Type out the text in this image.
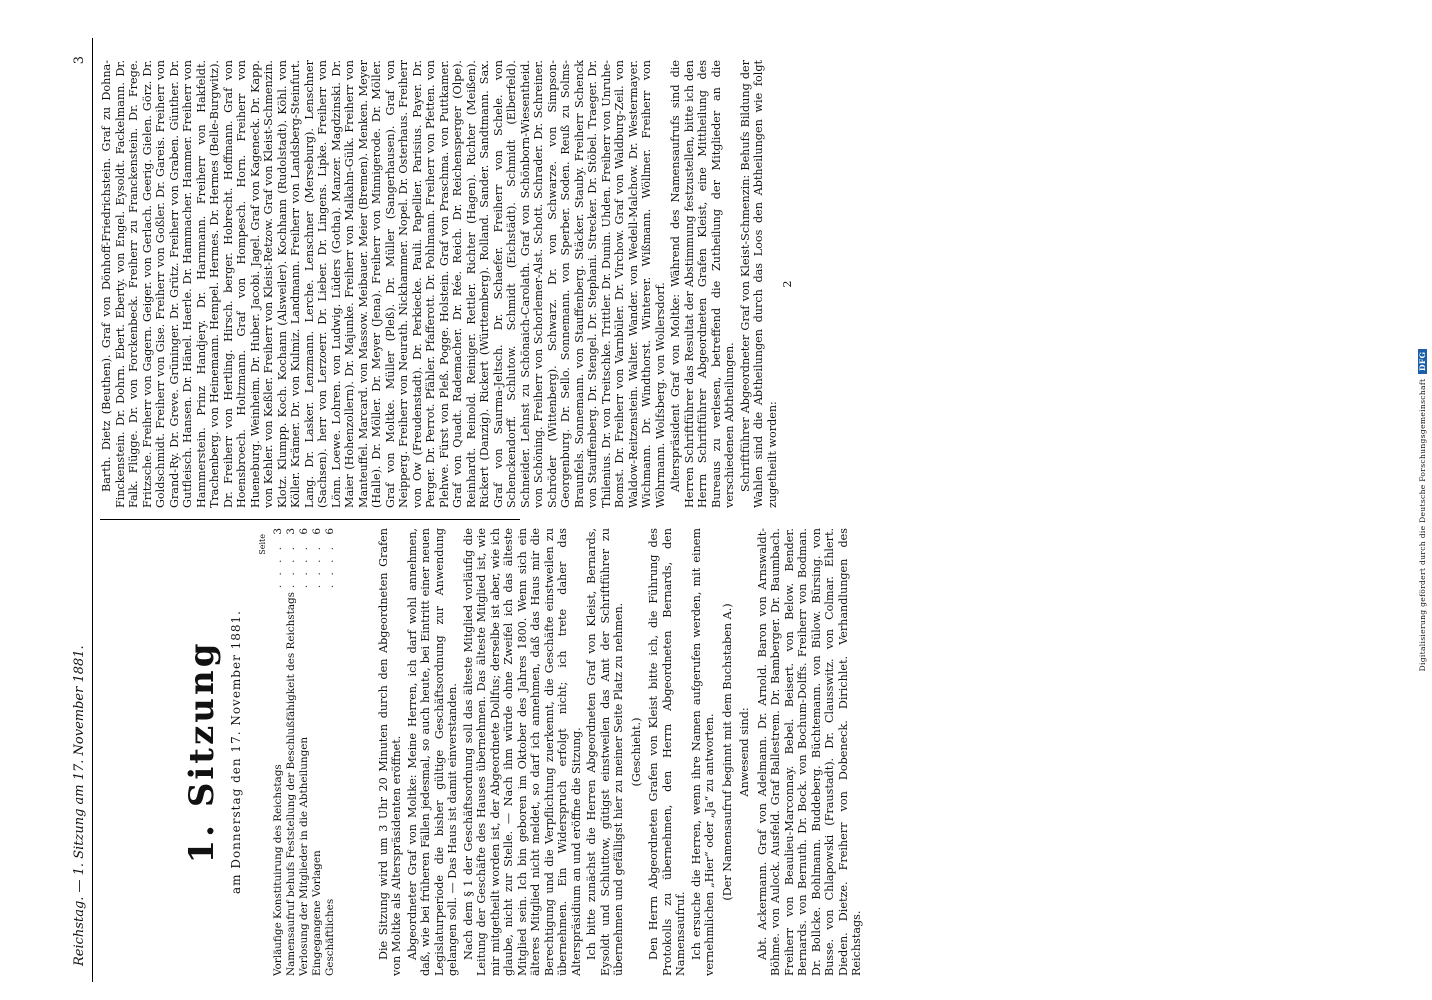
Reichstag. — 1. Sitzung am 17. November 1881.
3
1. Sitzung am Donnerstag den 17. November 1881.
Seite
Vorläufige Konstituirung des Reichstags
. . . .
3
Namensaufruf behufs Feststellung der Beschlußfähigkeit des Reichstags
. . . .
3
Verlosung der Mitglieder in die Abtheilungen
. . . .
6
Eingegangene Vorlagen
. . . .
6
Geschäftliches
. . . .
6	Die Sitzung wird um 3 Uhr 20 Minuten durch den Abgeordneten Grafen von Moltke als Alterspräsidenten eröffnet. Abgeordneter Graf von Moltke: Meine Herren, ich darf wohl annehmen, daß, wie bei früheren Fällen jedesmal, so auch heute, bei Eintritt einer neuen Legislaturperiode die bisher gültige Geschäftsordnung zur Anwendung gelangen soll. — Das Haus ist damit einverstanden. Nach dem § 1 der Geschäftsordnung soll das älteste Mitglied vorläufig die Leitung der Geschäfte des Hauses übernehmen. Das älteste Mitglied ist, wie mir mitgetheilt worden ist, der Abgeordnete Dollfus; derselbe ist aber, wie ich glaube, nicht zur Stelle. — Nach ihm würde ohne Zweifel ich das älteste Mitglied sein. Ich bin geboren im Oktober des Jahres 1800. Wenn sich ein älteres Mitglied nicht meldet, so darf ich annehmen, daß das Haus mir die Berechtigung und die Verpflichtung zuerkennt, die Geschäfte einstweilen zu übernehmen. Ein Widerspruch erfolgt nicht; ich trete daher das Alterspräsidium an und eröffne die Sitzung. Ich bitte zunächst die Herren Abgeordneten Graf von Kleist, Bernards, Eysoldt und Schluttow, gütigst einstweilen das Amt der Schriftführer zu übernehmen und gefälligst hier zu meiner Seite Platz zu nehmen. (Geschieht.) Den Herrn Abgeordneten Grafen von Kleist bitte ich, die Führung des Protokolls zu übernehmen, den Herrn Abgeordneten Bernards, den Namensaufruf. Ich ersuche die Herren, wenn ihre Namen aufgerufen werden, mit einem vernehmlichen „Hier“ oder „Ja“ zu antworten. (Der Namensaufruf beginnt mit dem Buchstaben A.) Anwesend sind: Abt. Ackermann. Graf von Adelmann. Dr. Arnold. Baron von Arnswaldt-Böhme. von Aulock. Ausfeld. Graf Ballestrem. Dr. Bamberger. Dr. Baumbach. Freiherr von Beaulieu-Marconnay. Bebel. Beisert. von Below. Bender. Bernards. von Bernuth. Dr. Bock. von Bochum-Dolffs. Freiherr von Bodman. Dr. Bollcke. Bohlmann. Buddeberg. Büchtemann. von Bülow. Bürsing. von Busse. von Chlapowski (Fraustadt). Dr. Clausswitz. von Colmar. Ehlert. Dieden. Dietze. Freiherr von Dobeneck. Dirichlet. Verhandlungen des Reichstags.

Barth. Dietz (Beuthen). Graf von Dönhoff-Friedrichstein. Graf zu Dohna-Finckenstein. Dr. Dohrn. Ebert. Eberty. von Engel. Eysoldt. Fackelmann. Dr. Falk. Flügge. Dr. von Forckenbeck. Freiherr zu Franckenstein. Dr. Frege. Fritzsche. Freiherr von Gagern. Geiger. von Gerlach. Geerig. Gielen. Görz. Dr. Goldschmidt. Freiherr von Gise. Freiherr von Goßler. Dr. Gareis. Freiherr von Grand-Ry. Dr. Greve. Grüninger. Dr. Grütz. Freiherr von Graben. Günther. Dr. Gutfleisch. Hansen. Dr. Hänel. Haerle. Dr. Hammacher. Hammer. Freiherr von Hammerstein. Prinz Handjery. Dr. Harnmann. Freiherr von Hakfeldt. Trachenberg. von Heinemann. Hempel. Hermes. Dr. Hermes (Belle-Burgwitz). Dr. Freiherr von Hertling. Hirsch. berger. Hobrecht. Hoffmann. Graf von Hoensbroech. Holtzmann. Graf von Hompesch. Horn. Freiherr von Hueneburg. Weinheim. Dr. Huber. Jacobi. Jagel. Graf von Kageneck. Dr. Kapp. von Kehler. von Keßler. Freiherr von Kleist-Retzow. Graf von Kleist-Schmenzin. Klotz. Klumpp. Koch. Kochann (Alsweiler). Kochhann (Rudolstadt). Köhl. von Köller. Krämer. Dr. von Kulmiz. Landmann. Freiherr von Landsberg-Steinfurt. Lang. Dr. Lasker. Lenzmann. Lerche. Lenschner (Merseburg). Lenschner (Sachsen). herr von Lerzoerr. Dr. Lieber. Dr. Lingens. Lipke. Freiherr von Lönn. Loewe. Lohren. von Ludwig. Lüders (Gotha). Manzer. Magdzinski. Dr. Maier (Hohenzollern). Dr. Majunke. Freiherr von Malkahn-Gülk. Freiherr von Manteuffel. Marcard. von Massow. Meibauer. Meier (Bremen). Menken. Meyer (Halle). Dr. Möller. Dr. Meyer (Jena). Freiherr von Minnigerode. Dr. Möller. Graf von Moltke. Müller (Pleß). Dr. Müller (Sangerhausen). Graf von Neipperg. Freiherr von Neurath. Nickhammer. Nopel. Dr. Osterhaus. Freiherr von Ow (Freudenstadt). Dr. Perkiecke. Pauli. Papellier. Parisius. Payer. Dr. Perger. Dr. Perrot. Pfähler. Pfafferott. Dr. Pohlmann. Freiherr von Pfetten. von Plehwe. Fürst von Pleß. Pogge. Holstein. Graf von Praschma. von Puttkamer. Graf von Quadt. Rademacher. Dr. Rée. Reich. Dr. Reichensperger (Olpe). Reinhardt. Reinold. Reiniger. Rettler. Richter (Hagen). Richter (Meißen). Rickert (Danzig). Rickert (Württemberg). Rolland. Sander. Sandtmann. Sax. Graf von Saurma-Jeltsch. Dr. Schaefer. Freiherr von Schele. von Schenckendorff. Schlutow. Schmidt (Eichstädt). Schmidt (Elberfeld). Schneider. Lehnst zu Schönaich-Carolath. Graf von Schönborn-Wiesentheid. von Schöning. Freiherr von Schorlemer-Alst. Schott. Schrader. Dr. Schreiner. Schröder (Wittenberg). Schwarz. Dr. von Schwarze. von Simpson-Georgenburg. Dr. Sello. Sonnemann. von Sperber. Soden. Reuß zu Solms-Braunfels. Sonnemann. von Stauffenberg. Stäcker. Stauby. Freiherr Schenck von Stauffenberg. Dr. Stengel. Dr. Stephani. Strecker. Dr. Stöbel. Traeger. Dr. Thilenius. Dr. von Treitschke. Trittler. Dr. Dunin. Uhden. Freiherr von Unruhe-Bomst. Dr. Freiherr von Varnbüler. Dr. Virchow. Graf von Waldburg-Zeil. von Waldow-Reitzenstein. Walter. Wander. von Wedell-Malchow. Dr. Westermayer. Wichmann. Dr. Windthorst. Winterer. Wißmann. Wöllmer. Freiherr von Wöhrmann. Wolfsberg. von Wollersdorf. Alterspräsident Graf von Moltke: Während des Namensaufrufs sind die Herren Schriftführer das Resultat der Abstimmung festzustellen, bitte ich den Herrn Schriftführer Abgeordneten Grafen Kleist, eine Mittheilung des Bureaus zu verlesen, betreffend die Zutheilung der Mitglieder an die verschiedenen Abtheilungen. Schriftführer Abgeordneter Graf von Kleist-Schmenzin: Behufs Bildung der Wahlen sind die Abtheilungen durch das Loos den Abtheilungen wie folgt zugetheilt worden:

2

Digitalisierung gefördert durch die Deutsche Forschungsgemeinschaft DFG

_____

Locate the word "November" in the data above. Copy every line carrying it.

Reichstag. — 1. Sitzung am 17. November 1881.
1. Sitzung am Donnerstag den 17. November 1881.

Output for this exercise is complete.